## YOUR GOAL:
Pick every line from the data that holds the word "nguyên".

....

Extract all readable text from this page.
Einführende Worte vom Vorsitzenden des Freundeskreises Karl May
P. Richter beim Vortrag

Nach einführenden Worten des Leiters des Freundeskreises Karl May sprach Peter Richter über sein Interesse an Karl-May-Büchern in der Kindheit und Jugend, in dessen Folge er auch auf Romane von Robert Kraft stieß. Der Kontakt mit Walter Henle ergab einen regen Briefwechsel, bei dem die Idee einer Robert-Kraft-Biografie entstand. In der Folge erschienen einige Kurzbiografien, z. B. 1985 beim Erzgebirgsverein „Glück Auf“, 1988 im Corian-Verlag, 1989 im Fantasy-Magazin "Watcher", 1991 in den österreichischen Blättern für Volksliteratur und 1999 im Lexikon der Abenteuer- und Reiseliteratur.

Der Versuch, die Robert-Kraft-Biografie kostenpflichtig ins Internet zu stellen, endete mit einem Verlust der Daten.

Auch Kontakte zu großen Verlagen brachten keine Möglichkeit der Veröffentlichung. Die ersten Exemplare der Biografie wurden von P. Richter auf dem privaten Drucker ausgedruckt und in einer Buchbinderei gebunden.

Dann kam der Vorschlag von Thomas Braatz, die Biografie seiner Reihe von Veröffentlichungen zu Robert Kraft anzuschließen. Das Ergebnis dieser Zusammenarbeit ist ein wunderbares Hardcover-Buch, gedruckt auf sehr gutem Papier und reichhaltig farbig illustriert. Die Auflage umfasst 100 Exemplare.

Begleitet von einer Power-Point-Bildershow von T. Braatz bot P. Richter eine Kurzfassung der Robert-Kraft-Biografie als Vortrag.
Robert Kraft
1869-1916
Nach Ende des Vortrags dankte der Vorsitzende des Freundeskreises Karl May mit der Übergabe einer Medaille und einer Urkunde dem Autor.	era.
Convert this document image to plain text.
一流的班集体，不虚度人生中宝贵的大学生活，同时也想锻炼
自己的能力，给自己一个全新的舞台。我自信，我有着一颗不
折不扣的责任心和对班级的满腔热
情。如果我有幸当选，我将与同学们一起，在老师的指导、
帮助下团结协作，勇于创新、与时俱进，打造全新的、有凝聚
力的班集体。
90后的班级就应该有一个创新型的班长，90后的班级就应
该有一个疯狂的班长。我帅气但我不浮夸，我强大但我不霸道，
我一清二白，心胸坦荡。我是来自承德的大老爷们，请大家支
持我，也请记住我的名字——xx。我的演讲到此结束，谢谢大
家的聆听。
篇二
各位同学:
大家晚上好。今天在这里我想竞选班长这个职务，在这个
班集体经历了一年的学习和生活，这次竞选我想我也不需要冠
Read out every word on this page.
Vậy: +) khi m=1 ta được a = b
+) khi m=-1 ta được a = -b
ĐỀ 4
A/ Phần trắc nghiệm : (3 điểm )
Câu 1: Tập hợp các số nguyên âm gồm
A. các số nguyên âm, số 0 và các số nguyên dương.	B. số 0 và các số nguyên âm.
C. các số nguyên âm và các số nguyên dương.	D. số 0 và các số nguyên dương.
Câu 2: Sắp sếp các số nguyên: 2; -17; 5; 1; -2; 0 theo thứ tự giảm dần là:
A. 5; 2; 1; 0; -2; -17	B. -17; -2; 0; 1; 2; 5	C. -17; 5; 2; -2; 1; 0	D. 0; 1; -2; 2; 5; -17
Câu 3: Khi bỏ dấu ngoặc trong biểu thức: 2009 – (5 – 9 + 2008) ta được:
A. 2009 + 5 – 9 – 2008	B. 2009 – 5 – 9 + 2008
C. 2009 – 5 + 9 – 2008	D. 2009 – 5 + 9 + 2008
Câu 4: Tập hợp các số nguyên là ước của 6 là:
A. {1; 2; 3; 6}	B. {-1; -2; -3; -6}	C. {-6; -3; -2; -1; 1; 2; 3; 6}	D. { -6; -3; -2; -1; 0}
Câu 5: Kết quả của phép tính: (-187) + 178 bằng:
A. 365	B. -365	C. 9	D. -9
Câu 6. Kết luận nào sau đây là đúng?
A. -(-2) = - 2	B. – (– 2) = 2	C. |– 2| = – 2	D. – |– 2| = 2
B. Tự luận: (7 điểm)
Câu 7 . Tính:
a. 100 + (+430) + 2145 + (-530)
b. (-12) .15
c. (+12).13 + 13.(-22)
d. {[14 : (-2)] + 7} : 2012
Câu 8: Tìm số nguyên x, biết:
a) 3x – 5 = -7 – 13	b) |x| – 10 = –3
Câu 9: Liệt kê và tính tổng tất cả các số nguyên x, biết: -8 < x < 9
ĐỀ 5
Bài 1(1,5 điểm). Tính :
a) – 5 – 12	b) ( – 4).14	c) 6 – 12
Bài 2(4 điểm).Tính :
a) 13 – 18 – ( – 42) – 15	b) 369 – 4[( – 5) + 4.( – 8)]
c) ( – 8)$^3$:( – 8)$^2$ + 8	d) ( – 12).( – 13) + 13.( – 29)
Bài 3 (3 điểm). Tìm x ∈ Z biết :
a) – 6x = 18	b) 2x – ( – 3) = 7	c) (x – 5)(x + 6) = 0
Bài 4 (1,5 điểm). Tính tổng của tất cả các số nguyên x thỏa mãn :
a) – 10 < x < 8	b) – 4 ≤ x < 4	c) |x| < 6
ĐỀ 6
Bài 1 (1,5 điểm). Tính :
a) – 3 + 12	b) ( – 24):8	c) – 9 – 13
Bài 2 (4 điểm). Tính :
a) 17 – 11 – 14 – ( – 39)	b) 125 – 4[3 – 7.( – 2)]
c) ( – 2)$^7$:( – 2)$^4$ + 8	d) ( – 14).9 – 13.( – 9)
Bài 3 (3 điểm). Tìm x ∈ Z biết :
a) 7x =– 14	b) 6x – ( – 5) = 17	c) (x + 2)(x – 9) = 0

....

## EXERCISE SOLUTION:
Câu 1: Tập hợp các số nguyên âm gồm
A. các số nguyên âm, số 0 và các số nguyên dương.	B. số 0 và các số nguyên âm.
C. các số nguyên âm và các số nguyên dương.	D. số 0 và các số nguyên dương.
Câu 2: Sắp sếp các số nguyên: 2; -17; 5; 1; -2; 0 theo thứ tự giảm dần là:
Câu 4: Tập hợp các số nguyên là ước của 6 là:
Câu 8: Tìm số nguyên x, biết:
Câu 9: Liệt kê và tính tổng tất cả các số nguyên x, biết: -8 < x < 9
Bài 4 (1,5 điểm). Tính tổng của tất cả các số nguyên x thỏa mãn :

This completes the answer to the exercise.